Start Record list

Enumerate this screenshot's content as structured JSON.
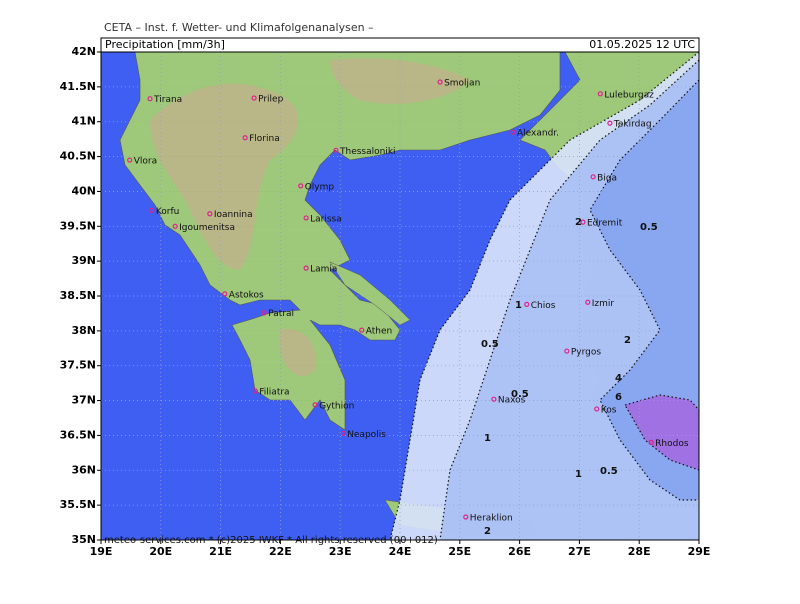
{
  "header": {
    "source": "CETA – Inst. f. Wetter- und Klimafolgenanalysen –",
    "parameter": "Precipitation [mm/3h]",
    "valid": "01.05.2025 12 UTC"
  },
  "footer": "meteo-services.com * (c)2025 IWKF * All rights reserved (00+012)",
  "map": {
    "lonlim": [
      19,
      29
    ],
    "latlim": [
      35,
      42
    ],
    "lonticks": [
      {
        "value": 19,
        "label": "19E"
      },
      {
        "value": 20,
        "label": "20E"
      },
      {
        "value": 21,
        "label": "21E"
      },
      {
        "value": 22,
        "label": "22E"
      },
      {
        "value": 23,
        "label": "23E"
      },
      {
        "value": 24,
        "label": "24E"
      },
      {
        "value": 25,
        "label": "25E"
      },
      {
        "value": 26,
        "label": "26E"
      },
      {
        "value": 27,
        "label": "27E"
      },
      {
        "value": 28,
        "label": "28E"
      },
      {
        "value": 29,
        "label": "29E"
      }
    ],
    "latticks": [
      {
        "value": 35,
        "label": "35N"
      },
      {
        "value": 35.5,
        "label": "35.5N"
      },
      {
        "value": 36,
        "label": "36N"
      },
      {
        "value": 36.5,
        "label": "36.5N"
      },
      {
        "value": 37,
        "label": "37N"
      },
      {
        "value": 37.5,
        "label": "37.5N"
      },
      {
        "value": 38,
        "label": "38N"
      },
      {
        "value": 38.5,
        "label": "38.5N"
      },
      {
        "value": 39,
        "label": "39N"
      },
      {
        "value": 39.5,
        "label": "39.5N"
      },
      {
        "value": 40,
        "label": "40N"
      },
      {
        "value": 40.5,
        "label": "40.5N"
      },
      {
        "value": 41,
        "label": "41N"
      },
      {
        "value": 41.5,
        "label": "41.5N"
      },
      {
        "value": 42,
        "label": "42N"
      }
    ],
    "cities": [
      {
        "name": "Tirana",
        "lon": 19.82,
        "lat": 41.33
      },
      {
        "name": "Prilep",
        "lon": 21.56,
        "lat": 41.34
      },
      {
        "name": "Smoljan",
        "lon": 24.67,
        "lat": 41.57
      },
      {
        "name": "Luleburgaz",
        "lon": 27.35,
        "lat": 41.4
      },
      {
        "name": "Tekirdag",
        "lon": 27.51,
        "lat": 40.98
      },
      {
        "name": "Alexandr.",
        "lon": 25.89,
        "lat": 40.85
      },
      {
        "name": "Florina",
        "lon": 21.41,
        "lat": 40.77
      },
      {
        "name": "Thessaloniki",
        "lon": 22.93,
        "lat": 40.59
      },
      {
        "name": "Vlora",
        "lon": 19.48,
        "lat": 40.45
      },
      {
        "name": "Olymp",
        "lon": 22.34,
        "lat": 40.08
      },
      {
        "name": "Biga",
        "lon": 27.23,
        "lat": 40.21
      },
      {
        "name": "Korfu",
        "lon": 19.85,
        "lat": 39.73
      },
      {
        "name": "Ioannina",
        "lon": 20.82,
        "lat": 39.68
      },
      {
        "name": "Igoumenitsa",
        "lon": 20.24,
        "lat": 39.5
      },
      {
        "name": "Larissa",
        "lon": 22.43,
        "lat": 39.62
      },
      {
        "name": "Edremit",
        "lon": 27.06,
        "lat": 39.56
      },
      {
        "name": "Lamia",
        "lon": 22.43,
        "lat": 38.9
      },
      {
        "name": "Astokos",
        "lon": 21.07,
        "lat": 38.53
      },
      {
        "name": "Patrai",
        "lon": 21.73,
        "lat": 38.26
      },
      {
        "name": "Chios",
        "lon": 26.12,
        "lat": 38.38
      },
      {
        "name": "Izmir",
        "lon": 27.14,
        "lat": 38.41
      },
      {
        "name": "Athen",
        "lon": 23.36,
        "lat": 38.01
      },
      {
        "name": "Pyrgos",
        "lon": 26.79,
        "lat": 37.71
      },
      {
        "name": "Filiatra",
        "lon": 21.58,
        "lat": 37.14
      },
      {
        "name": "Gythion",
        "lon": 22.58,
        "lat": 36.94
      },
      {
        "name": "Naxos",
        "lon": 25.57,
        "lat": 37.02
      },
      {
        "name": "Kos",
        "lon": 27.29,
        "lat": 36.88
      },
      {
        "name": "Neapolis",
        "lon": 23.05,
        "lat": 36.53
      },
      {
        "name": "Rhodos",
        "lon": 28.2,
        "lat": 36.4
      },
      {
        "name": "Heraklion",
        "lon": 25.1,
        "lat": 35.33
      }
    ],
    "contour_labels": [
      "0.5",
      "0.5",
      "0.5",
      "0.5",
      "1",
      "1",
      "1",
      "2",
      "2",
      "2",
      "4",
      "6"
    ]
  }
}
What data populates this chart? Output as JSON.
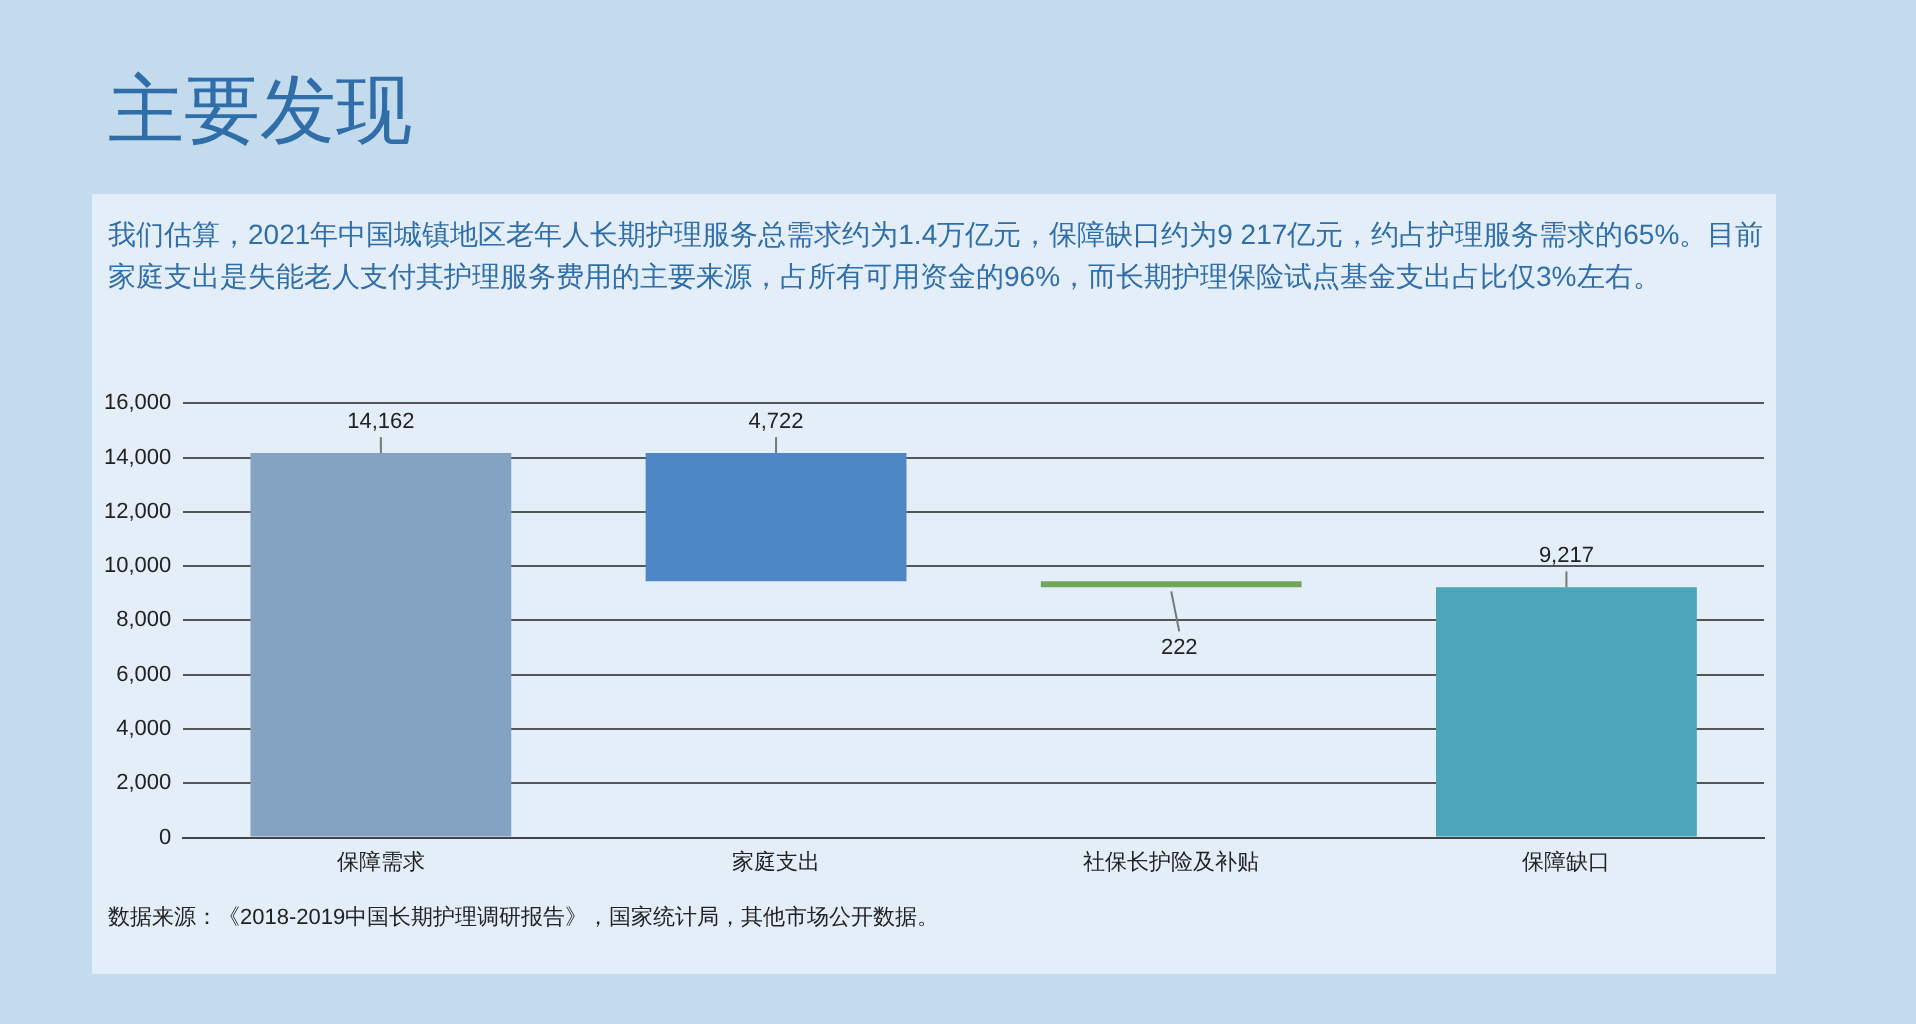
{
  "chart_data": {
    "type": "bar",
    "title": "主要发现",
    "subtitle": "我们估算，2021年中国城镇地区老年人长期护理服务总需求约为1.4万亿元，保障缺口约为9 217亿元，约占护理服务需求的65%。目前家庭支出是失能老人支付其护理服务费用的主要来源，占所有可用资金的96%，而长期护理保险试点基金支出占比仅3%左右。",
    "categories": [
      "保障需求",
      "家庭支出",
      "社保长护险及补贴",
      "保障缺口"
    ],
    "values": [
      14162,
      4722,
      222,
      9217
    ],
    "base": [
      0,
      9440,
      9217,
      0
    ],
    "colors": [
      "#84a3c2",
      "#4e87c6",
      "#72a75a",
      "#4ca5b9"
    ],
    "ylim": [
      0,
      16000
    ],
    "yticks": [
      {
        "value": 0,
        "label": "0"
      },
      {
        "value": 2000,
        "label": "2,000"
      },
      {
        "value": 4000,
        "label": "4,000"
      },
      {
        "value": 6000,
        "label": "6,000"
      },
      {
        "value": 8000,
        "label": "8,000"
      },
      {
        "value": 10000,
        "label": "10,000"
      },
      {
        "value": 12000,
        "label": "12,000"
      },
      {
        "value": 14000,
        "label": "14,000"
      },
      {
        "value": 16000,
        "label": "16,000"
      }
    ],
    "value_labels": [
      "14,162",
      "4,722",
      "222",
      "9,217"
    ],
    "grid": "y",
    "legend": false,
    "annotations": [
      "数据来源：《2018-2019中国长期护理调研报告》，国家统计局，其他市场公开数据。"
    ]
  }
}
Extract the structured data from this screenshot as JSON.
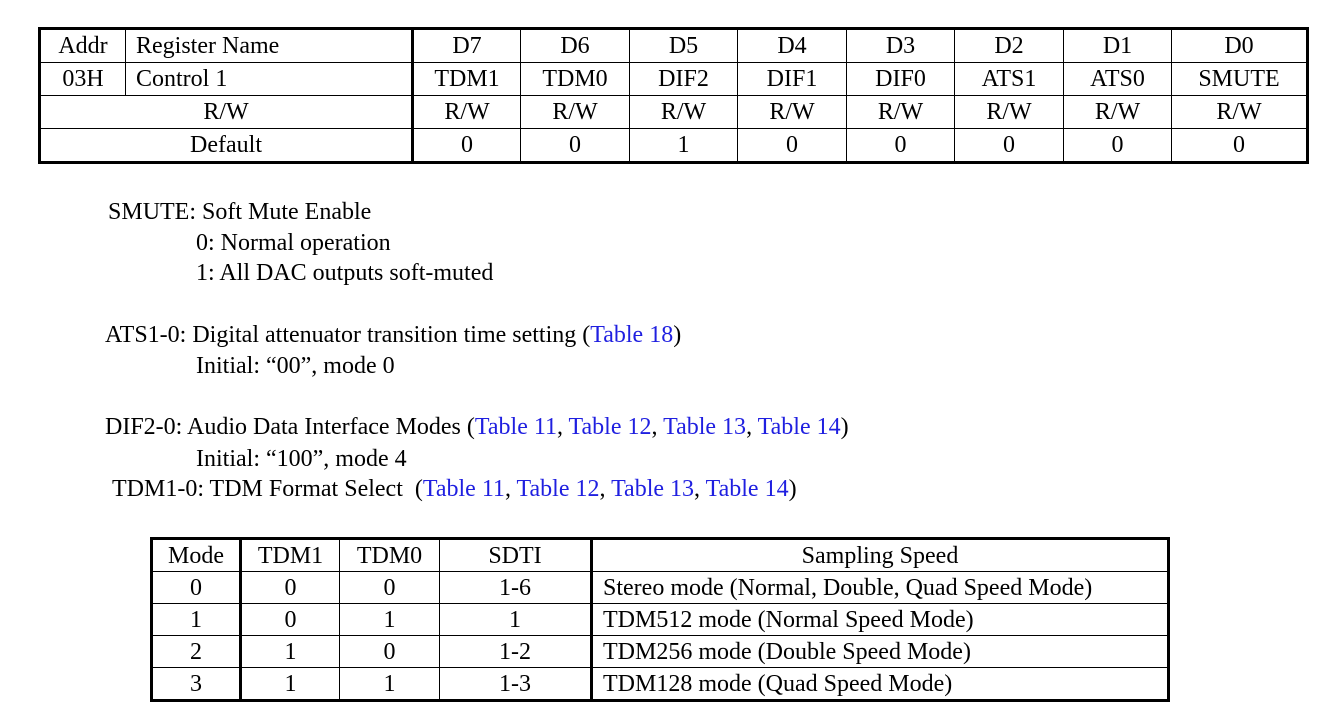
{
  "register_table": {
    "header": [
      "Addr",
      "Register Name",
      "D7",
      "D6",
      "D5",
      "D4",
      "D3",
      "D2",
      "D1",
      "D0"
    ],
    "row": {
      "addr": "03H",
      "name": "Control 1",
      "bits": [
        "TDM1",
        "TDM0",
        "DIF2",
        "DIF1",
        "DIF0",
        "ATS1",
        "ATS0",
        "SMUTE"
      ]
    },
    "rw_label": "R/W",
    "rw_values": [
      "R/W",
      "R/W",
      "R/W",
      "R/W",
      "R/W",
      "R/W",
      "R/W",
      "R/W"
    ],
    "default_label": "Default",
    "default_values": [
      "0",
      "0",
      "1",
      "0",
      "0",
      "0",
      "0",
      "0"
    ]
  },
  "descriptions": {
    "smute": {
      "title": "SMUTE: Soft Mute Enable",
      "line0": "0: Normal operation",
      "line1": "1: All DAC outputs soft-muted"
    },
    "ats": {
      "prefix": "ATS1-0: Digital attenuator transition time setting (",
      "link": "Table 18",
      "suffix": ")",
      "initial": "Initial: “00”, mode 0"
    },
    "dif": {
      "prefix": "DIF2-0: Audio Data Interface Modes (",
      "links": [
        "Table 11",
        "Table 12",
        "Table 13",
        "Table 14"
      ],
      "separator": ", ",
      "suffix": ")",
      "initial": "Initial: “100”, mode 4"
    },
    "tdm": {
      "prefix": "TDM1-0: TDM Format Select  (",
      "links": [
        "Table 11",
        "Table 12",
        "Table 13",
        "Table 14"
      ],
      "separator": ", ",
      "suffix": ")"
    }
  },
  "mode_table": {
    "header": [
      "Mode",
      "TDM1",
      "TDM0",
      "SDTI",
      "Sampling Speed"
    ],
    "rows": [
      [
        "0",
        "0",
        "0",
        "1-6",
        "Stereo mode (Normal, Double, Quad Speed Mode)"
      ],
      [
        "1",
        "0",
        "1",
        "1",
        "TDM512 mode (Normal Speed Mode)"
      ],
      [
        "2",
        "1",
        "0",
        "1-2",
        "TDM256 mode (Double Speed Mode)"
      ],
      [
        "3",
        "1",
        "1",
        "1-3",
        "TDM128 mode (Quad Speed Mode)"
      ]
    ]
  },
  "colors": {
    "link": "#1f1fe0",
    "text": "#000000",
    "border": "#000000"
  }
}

End Record list

● **Instructions to follow**
Take every line from the data that contains the word "structured".

● **Worked answer**
Enumerate this screenshot's content as structured JSON.
Extract the structured data from this screenshot as JSON.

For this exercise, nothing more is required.